## Problem requirements
Please rewrite the rows from the line that contains "series-line-1 [1203,604,1432,1300]" through the line that contains "moist-adiabat-line [292,62,981,1308]" as a numbered list, and leave out any blank lines.

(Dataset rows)
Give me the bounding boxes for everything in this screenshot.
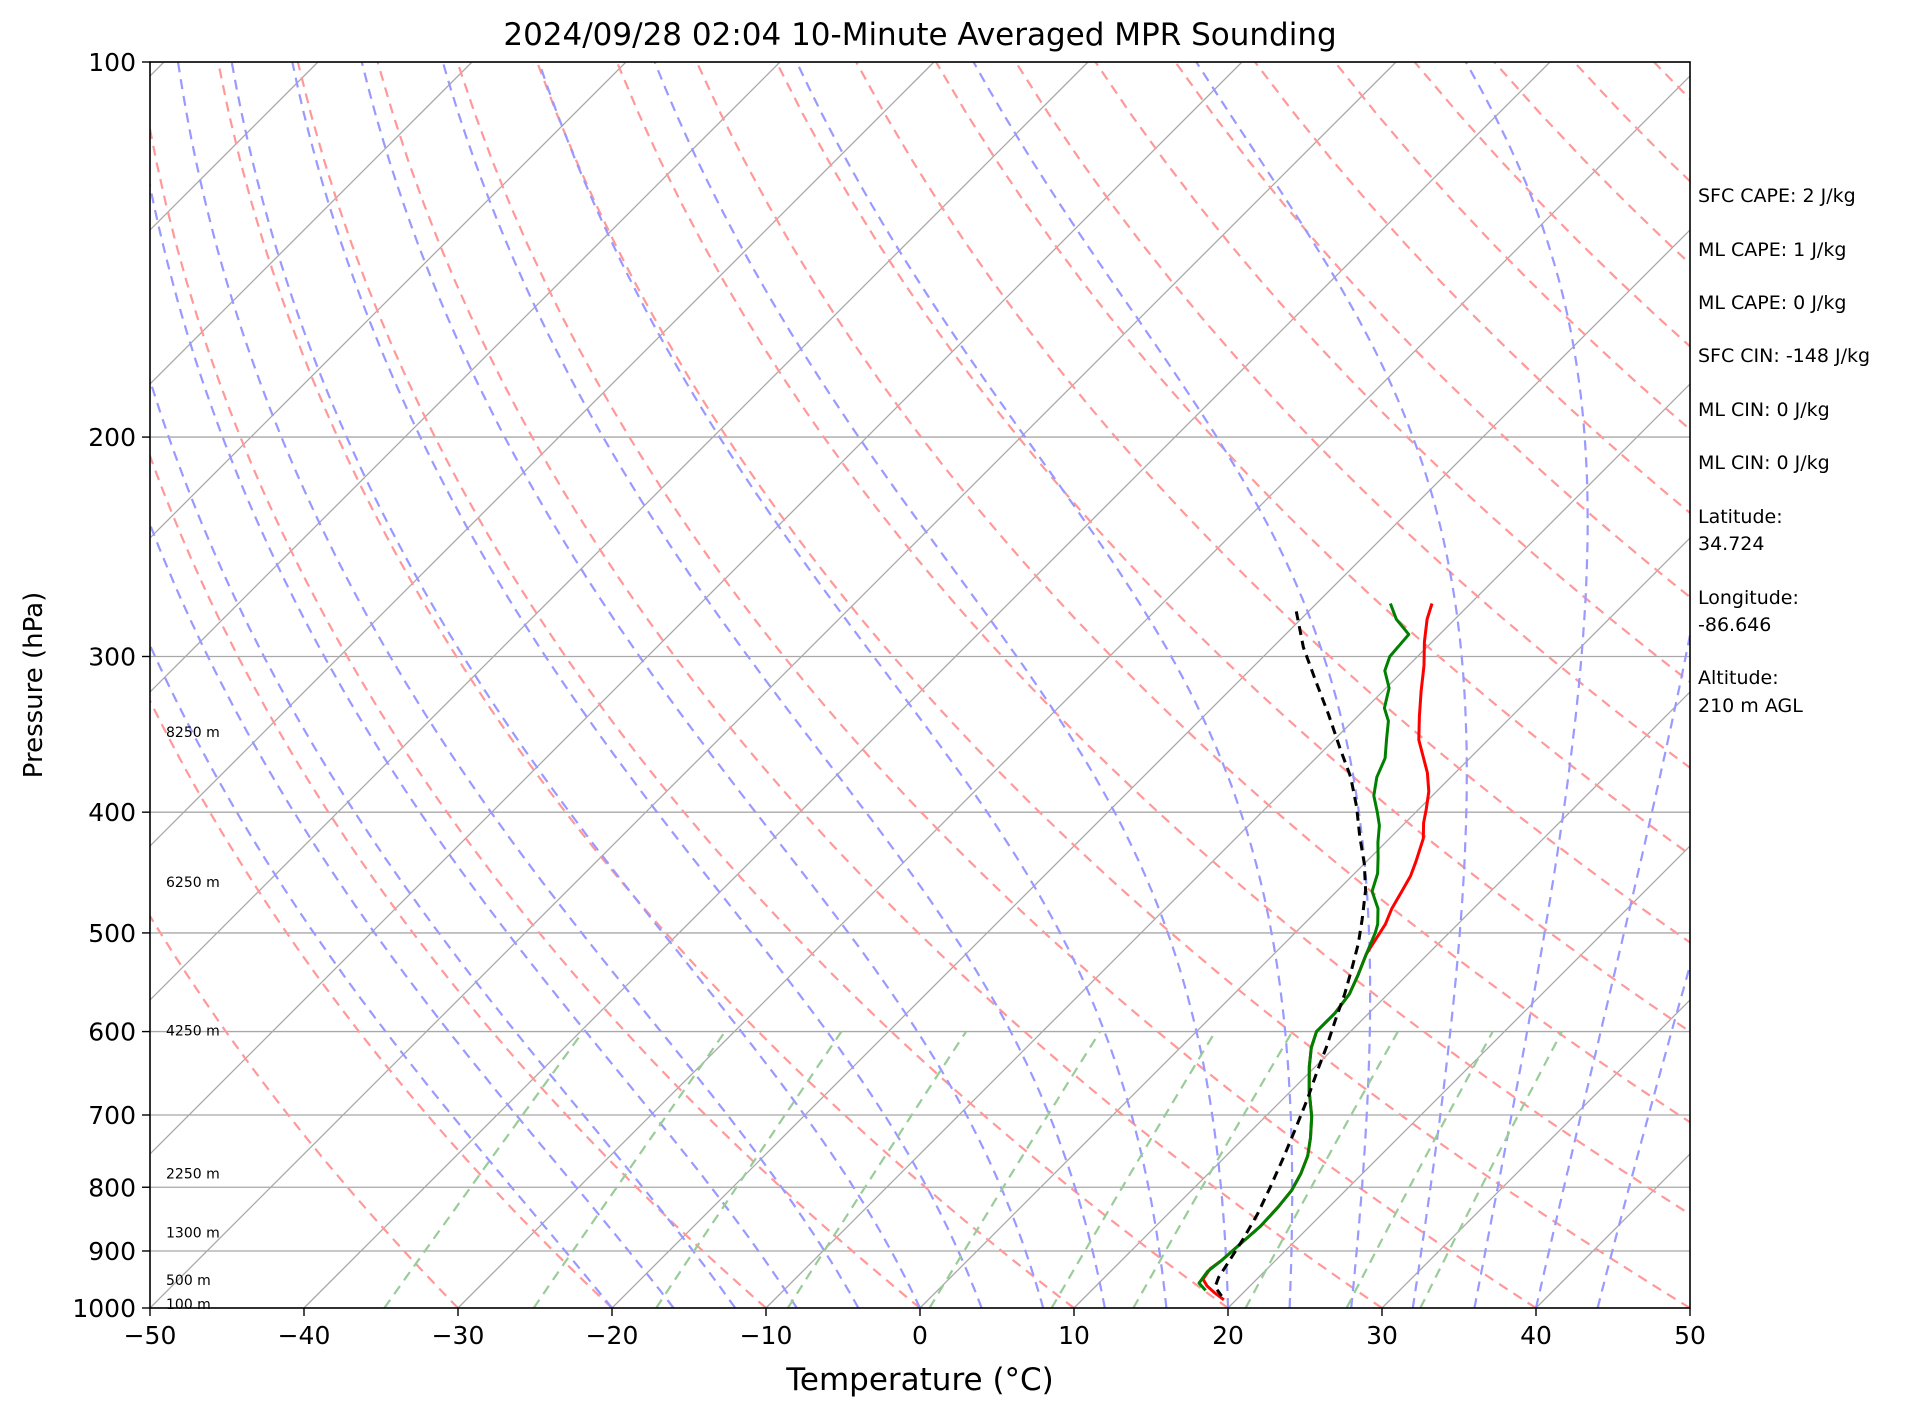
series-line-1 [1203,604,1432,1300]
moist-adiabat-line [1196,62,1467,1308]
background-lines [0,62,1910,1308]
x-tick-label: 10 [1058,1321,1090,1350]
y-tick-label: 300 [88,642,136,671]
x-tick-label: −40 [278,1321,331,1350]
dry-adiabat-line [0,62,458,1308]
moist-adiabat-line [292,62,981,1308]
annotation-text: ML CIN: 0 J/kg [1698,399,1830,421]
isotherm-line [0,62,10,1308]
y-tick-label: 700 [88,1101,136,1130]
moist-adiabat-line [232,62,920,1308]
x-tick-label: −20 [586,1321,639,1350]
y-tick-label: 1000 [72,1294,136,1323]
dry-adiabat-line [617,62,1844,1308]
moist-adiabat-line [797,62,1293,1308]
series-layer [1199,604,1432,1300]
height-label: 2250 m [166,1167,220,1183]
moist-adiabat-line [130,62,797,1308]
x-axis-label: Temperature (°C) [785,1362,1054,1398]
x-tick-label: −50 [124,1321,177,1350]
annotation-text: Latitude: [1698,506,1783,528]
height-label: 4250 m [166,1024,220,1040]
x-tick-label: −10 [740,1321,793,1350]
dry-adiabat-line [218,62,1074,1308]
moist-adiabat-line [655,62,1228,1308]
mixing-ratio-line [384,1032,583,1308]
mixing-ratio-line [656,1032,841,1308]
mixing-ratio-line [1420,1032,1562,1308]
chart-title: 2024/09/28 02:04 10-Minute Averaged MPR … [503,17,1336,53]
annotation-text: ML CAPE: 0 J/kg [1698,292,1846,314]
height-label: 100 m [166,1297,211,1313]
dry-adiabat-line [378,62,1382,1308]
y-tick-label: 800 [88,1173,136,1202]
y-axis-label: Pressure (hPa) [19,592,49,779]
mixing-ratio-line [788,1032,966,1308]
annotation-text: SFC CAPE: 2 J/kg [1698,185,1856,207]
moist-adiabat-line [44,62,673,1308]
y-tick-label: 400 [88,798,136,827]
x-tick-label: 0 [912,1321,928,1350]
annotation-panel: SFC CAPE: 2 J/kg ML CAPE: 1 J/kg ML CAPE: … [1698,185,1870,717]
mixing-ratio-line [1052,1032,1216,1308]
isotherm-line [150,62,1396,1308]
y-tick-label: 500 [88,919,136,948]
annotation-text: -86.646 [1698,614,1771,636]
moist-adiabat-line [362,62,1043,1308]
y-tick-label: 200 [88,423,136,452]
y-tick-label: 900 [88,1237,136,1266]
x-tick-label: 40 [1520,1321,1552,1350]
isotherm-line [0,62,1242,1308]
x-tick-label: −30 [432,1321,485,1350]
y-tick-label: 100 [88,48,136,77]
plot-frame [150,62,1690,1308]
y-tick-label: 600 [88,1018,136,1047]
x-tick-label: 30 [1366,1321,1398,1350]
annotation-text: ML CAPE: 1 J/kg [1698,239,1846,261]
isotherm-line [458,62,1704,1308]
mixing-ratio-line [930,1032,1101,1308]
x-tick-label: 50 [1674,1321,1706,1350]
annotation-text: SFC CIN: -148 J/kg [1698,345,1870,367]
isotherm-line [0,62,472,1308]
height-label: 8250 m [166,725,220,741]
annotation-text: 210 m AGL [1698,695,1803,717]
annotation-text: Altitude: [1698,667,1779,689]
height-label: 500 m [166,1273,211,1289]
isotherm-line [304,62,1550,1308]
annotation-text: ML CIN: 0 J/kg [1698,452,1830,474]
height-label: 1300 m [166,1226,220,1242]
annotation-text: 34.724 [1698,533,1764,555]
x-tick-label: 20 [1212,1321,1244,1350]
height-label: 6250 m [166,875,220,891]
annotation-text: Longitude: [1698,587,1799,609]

## Exercise answer
1. series-line-1 [1203,604,1432,1300]
2. moist-adiabat-line [1196,62,1467,1308]
3. background-lines [0,62,1910,1308]
4. x-tick-label: 10 [1058,1321,1090,1350]
5. y-tick-label: 300 [88,642,136,671]
6. x-tick-label: −40 [278,1321,331,1350]
7. dry-adiabat-line [0,62,458,1308]
8. moist-adiabat-line [292,62,981,1308]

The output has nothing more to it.